Directions for this task — Examine the entries and show every line in which the word "birthday" is found.

Entries shown —
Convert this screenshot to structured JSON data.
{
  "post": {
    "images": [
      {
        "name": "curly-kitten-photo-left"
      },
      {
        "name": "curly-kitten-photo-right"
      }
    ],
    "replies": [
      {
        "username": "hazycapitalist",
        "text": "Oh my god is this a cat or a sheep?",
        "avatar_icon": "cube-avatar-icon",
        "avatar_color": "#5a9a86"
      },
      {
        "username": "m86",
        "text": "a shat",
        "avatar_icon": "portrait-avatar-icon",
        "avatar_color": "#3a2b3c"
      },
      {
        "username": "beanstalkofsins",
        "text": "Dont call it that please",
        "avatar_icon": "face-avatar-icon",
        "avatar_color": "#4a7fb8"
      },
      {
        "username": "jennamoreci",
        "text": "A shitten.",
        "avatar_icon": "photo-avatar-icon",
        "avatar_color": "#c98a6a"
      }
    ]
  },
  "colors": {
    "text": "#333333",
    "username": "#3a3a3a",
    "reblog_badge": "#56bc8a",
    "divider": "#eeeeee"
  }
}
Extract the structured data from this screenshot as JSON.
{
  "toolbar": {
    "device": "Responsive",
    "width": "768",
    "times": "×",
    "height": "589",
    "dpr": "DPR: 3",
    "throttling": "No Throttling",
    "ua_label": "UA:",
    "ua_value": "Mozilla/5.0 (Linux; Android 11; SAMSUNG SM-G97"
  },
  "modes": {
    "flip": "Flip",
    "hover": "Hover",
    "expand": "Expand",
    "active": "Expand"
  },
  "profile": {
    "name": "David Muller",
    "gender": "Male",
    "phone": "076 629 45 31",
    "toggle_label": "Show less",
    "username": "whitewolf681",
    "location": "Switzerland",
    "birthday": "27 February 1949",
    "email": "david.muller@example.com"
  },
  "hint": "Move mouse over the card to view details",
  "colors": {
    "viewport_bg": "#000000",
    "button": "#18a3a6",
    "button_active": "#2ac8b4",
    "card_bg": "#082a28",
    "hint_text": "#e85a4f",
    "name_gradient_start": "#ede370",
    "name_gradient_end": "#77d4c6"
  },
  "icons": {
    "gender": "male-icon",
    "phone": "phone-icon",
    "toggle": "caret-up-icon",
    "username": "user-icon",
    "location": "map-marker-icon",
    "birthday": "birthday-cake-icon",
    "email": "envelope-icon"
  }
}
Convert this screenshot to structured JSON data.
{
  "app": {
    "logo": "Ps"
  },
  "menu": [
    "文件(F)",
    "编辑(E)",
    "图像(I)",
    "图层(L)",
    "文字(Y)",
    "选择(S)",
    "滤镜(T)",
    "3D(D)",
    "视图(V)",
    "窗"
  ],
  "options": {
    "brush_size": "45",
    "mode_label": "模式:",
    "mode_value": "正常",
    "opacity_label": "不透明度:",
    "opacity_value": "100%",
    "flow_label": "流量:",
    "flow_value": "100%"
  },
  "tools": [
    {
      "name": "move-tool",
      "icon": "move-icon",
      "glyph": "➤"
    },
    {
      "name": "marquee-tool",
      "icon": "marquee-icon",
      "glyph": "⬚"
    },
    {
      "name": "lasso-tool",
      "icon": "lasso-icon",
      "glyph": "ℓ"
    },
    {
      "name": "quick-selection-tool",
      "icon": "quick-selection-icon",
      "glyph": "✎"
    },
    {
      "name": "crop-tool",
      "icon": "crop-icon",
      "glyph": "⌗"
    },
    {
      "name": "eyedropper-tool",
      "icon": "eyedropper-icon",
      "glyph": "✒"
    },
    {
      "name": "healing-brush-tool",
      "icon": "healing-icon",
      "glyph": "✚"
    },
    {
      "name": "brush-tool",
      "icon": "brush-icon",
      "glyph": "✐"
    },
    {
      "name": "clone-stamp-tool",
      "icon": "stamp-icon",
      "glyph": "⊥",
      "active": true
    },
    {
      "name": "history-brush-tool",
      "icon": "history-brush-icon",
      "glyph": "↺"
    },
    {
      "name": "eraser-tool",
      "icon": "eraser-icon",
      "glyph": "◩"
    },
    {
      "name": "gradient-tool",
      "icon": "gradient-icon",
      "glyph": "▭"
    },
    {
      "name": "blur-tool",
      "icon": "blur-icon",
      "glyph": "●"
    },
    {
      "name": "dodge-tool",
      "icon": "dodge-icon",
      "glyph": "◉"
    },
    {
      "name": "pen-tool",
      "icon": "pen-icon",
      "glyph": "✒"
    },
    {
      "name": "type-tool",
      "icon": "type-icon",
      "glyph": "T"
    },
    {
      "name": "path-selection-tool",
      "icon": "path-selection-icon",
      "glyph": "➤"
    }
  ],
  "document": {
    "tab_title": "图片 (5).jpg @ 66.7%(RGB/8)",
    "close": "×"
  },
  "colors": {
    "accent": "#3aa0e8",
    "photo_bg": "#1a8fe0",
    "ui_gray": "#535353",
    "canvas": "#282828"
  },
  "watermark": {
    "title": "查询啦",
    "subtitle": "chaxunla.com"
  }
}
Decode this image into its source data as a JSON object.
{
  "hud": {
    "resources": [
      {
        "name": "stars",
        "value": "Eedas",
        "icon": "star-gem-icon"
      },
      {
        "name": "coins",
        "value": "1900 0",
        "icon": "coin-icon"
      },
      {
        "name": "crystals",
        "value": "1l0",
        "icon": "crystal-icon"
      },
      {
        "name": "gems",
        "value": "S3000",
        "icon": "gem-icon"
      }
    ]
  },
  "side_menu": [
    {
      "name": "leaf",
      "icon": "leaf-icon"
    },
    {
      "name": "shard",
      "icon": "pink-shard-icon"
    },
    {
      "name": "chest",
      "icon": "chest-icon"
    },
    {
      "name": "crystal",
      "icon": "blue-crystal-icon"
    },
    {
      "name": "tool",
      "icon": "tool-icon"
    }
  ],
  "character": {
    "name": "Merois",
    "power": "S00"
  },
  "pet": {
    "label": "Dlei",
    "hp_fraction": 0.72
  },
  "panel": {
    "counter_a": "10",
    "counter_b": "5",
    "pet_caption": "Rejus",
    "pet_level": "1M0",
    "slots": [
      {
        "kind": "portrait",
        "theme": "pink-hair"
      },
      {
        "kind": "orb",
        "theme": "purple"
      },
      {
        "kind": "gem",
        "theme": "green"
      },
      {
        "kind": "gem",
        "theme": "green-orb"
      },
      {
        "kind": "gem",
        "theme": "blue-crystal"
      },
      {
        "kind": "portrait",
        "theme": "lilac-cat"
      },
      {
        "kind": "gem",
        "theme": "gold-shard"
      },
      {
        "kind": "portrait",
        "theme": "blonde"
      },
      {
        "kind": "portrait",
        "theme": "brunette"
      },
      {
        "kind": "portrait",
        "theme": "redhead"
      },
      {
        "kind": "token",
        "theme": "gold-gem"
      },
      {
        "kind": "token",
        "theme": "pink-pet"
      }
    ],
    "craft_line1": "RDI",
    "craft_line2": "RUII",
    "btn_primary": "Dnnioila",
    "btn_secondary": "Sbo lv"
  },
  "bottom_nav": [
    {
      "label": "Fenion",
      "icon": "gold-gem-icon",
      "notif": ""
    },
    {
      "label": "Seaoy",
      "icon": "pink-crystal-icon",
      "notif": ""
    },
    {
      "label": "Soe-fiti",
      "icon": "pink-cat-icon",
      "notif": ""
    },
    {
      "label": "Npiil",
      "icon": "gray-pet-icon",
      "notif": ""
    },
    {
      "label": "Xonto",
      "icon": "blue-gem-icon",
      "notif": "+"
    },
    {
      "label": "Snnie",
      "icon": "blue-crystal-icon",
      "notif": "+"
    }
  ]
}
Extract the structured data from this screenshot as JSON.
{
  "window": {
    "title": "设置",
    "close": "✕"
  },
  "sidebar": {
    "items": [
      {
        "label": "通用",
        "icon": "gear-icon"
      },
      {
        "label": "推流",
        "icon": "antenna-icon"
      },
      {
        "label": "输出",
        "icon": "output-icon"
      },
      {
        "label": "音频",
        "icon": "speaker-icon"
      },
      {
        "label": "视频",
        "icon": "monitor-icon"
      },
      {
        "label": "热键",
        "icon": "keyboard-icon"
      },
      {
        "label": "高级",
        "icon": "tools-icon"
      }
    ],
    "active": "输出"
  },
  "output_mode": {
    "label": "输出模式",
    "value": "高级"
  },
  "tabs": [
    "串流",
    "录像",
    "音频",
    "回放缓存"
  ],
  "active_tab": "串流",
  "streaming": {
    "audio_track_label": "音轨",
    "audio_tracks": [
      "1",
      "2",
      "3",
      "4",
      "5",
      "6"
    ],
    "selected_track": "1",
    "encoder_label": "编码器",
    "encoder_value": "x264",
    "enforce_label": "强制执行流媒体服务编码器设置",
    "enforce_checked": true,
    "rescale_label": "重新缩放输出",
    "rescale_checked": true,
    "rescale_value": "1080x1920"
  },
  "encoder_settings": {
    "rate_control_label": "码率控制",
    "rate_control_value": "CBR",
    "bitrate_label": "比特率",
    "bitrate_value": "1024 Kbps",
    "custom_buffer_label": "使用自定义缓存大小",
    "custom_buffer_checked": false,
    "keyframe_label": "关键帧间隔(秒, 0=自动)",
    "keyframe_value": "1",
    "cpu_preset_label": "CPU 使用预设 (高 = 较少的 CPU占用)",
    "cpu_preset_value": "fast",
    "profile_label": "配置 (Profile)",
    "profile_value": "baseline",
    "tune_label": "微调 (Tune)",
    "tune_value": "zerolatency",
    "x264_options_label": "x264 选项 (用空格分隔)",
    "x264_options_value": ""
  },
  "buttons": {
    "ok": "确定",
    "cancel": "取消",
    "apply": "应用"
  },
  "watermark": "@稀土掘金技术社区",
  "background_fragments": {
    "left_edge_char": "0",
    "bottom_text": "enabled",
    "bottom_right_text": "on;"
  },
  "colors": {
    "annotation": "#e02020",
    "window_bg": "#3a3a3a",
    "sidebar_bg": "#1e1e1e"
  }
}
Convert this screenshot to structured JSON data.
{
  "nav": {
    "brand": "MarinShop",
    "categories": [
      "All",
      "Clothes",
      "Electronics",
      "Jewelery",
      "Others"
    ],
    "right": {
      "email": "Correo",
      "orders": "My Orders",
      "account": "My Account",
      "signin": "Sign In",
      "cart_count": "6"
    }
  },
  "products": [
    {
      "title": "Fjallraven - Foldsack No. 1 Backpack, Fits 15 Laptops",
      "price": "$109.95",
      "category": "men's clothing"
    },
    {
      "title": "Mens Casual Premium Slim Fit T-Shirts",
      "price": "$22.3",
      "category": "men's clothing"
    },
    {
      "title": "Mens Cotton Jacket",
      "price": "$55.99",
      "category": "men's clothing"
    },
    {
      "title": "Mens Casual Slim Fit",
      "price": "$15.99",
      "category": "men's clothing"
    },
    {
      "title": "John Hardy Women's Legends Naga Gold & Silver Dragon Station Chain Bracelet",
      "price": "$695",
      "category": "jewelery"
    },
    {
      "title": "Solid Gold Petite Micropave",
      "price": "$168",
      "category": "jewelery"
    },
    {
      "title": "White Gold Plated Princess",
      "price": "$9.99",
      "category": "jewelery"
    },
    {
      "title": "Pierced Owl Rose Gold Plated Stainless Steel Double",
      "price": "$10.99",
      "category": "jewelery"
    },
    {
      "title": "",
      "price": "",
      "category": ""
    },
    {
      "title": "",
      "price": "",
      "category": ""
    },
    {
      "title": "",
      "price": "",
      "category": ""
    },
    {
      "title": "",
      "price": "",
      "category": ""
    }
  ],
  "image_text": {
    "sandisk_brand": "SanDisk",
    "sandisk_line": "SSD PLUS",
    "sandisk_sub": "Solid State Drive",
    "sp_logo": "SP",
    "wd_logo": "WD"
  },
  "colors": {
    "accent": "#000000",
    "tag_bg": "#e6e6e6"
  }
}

Result of the task —
    "birthday": "27 February 1949",
    "birthday": "birthday-cake-icon",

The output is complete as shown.